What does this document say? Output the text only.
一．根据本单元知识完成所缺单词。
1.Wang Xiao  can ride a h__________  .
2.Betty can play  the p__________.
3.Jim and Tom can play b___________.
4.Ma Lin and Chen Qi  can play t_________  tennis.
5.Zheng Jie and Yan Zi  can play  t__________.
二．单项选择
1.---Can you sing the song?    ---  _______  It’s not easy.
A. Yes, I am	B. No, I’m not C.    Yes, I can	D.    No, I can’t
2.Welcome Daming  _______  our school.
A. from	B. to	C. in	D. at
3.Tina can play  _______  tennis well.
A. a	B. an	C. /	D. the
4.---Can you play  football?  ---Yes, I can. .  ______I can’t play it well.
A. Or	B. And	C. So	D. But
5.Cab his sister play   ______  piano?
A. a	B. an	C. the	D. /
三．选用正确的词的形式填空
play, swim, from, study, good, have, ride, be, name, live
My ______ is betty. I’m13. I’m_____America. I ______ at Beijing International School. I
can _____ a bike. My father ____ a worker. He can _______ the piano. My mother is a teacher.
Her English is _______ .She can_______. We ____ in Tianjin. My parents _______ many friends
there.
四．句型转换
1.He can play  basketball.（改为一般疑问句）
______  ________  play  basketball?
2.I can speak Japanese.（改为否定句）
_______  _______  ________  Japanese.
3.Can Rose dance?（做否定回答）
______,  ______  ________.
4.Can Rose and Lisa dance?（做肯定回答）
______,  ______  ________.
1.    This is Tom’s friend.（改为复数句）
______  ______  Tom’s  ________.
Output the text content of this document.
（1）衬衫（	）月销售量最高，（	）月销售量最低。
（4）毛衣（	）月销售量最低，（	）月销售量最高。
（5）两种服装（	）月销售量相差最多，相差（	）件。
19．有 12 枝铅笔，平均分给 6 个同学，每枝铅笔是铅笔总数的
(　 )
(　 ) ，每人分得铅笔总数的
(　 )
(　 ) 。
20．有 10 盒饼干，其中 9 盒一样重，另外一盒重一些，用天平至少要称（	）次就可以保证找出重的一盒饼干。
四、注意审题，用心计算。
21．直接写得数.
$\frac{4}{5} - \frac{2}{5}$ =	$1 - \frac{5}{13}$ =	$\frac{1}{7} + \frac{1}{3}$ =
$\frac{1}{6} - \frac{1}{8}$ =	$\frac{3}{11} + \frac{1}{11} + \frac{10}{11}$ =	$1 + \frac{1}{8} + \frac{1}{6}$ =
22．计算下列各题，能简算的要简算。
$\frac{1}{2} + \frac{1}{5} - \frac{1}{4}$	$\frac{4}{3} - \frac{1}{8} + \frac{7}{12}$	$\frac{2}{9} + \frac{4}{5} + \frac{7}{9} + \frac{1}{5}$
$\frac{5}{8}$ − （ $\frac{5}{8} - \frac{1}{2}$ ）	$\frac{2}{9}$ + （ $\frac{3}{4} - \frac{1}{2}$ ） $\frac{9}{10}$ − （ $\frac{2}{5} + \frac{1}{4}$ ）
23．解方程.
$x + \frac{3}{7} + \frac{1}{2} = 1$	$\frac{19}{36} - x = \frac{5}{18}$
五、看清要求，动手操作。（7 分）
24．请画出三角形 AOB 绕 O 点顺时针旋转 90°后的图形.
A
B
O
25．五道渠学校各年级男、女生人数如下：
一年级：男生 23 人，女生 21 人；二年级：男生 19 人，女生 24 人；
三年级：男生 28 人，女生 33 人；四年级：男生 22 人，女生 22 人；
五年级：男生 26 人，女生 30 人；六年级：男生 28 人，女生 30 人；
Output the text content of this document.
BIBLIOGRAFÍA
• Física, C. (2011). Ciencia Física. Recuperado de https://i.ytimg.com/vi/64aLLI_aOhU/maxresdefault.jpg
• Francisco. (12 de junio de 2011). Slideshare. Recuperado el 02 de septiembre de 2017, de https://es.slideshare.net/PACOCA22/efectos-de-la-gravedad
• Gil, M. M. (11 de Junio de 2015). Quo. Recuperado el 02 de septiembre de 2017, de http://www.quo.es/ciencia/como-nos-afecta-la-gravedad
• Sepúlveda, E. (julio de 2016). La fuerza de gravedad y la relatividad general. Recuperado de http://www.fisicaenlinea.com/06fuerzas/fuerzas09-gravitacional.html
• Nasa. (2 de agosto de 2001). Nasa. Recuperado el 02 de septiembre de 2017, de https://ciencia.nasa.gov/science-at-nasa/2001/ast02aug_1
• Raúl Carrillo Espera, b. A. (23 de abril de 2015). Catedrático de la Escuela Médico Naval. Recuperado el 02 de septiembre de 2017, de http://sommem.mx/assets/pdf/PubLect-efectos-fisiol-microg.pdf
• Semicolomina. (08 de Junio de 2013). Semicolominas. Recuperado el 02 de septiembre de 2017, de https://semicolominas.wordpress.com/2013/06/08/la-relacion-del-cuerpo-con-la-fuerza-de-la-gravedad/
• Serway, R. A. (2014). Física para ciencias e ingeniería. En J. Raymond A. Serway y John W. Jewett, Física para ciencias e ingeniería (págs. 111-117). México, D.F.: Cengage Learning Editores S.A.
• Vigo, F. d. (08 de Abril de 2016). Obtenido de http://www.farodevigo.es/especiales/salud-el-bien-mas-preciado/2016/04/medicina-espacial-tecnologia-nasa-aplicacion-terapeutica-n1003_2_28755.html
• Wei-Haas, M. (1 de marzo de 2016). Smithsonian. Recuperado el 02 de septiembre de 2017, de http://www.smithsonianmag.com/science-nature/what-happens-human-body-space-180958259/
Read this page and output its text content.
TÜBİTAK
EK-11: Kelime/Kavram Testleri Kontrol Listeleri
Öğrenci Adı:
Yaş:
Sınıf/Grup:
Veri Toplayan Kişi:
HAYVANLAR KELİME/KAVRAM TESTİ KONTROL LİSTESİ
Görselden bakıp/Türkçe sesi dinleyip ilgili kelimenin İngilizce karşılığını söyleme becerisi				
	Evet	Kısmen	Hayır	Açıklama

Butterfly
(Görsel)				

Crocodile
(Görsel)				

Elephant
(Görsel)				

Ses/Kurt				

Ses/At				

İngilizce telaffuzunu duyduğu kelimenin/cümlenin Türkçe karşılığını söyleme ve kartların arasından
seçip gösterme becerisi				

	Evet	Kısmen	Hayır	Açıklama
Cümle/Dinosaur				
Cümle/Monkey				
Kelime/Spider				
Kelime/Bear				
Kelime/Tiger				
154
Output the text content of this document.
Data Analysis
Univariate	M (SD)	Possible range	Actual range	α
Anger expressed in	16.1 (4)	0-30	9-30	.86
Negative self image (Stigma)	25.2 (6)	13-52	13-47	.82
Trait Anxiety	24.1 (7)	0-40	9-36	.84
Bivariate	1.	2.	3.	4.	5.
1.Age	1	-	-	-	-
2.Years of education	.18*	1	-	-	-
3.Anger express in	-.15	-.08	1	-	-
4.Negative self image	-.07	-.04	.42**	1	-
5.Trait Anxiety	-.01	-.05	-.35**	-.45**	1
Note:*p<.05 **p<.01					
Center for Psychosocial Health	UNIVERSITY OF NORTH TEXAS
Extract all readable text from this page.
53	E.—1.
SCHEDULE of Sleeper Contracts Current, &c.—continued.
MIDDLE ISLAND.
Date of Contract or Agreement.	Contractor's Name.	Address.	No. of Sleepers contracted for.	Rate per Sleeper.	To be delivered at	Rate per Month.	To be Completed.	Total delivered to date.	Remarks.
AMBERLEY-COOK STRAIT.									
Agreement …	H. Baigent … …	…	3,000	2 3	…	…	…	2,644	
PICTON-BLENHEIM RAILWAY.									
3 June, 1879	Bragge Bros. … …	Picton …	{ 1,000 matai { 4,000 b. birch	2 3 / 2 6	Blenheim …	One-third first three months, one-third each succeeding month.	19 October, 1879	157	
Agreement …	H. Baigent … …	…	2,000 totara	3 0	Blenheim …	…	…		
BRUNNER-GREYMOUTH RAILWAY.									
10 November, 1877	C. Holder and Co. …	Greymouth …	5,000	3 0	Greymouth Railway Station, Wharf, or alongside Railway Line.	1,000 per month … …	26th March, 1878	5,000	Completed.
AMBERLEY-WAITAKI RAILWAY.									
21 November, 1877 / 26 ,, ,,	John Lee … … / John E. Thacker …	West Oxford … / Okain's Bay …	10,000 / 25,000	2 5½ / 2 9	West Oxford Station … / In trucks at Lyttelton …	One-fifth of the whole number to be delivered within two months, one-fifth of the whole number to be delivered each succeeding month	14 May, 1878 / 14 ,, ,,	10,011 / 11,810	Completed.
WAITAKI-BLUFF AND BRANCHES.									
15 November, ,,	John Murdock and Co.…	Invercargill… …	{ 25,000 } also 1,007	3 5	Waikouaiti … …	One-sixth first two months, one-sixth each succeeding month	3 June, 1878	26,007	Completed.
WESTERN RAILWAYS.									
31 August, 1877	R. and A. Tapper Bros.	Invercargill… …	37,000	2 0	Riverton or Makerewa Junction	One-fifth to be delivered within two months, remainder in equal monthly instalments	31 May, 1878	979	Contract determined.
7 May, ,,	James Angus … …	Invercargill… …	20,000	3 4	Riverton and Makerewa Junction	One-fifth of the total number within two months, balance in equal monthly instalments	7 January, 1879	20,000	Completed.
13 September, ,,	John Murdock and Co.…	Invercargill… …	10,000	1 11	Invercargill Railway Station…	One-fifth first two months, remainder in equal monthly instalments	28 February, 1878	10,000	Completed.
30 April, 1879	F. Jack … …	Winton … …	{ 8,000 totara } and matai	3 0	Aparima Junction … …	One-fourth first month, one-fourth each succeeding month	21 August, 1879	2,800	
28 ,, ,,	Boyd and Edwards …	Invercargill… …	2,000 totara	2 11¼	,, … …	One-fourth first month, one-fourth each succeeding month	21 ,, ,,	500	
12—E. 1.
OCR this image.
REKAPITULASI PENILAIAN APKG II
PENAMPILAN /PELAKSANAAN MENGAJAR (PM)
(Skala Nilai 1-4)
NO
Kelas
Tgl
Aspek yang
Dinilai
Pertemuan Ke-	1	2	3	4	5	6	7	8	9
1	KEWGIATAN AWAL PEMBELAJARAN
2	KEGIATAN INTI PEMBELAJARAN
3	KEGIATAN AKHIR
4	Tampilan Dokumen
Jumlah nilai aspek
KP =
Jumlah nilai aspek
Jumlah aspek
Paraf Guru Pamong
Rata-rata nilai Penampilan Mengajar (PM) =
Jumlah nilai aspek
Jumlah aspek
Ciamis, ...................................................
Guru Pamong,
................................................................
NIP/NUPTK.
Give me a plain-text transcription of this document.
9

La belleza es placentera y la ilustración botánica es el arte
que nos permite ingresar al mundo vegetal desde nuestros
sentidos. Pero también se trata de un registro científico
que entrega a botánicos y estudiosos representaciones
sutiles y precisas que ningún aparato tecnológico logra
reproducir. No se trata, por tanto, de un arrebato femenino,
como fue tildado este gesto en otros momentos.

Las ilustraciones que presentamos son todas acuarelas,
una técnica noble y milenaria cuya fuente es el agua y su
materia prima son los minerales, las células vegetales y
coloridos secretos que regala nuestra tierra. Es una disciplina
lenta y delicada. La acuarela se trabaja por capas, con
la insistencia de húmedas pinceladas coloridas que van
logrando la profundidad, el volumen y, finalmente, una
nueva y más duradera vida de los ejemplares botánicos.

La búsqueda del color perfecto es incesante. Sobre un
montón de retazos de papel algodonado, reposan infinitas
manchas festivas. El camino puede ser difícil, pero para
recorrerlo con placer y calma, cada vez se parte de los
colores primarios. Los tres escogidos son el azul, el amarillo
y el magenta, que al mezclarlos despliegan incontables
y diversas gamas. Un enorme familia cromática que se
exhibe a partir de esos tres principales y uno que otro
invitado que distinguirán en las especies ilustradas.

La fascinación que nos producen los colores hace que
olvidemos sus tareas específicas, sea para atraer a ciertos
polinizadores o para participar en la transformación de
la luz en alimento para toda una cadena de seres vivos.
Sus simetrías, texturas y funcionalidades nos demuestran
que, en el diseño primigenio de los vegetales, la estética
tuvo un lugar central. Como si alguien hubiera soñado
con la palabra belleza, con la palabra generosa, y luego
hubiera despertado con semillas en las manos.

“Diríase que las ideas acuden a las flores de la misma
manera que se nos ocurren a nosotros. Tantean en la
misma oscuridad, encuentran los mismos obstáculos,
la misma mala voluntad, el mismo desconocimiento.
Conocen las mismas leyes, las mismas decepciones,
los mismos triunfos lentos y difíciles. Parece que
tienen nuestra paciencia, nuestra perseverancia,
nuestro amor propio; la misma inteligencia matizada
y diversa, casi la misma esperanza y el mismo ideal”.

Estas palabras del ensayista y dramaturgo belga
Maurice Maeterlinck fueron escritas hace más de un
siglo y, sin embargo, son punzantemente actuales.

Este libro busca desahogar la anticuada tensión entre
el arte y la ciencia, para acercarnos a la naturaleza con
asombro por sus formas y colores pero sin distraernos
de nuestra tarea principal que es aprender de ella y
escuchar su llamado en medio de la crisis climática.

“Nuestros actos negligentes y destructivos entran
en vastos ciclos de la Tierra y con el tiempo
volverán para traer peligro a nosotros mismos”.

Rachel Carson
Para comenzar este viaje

WHAT TO DO:
Find every line holding the word "botánicos"; give their count and nothing else.

THE RESPONSE:
2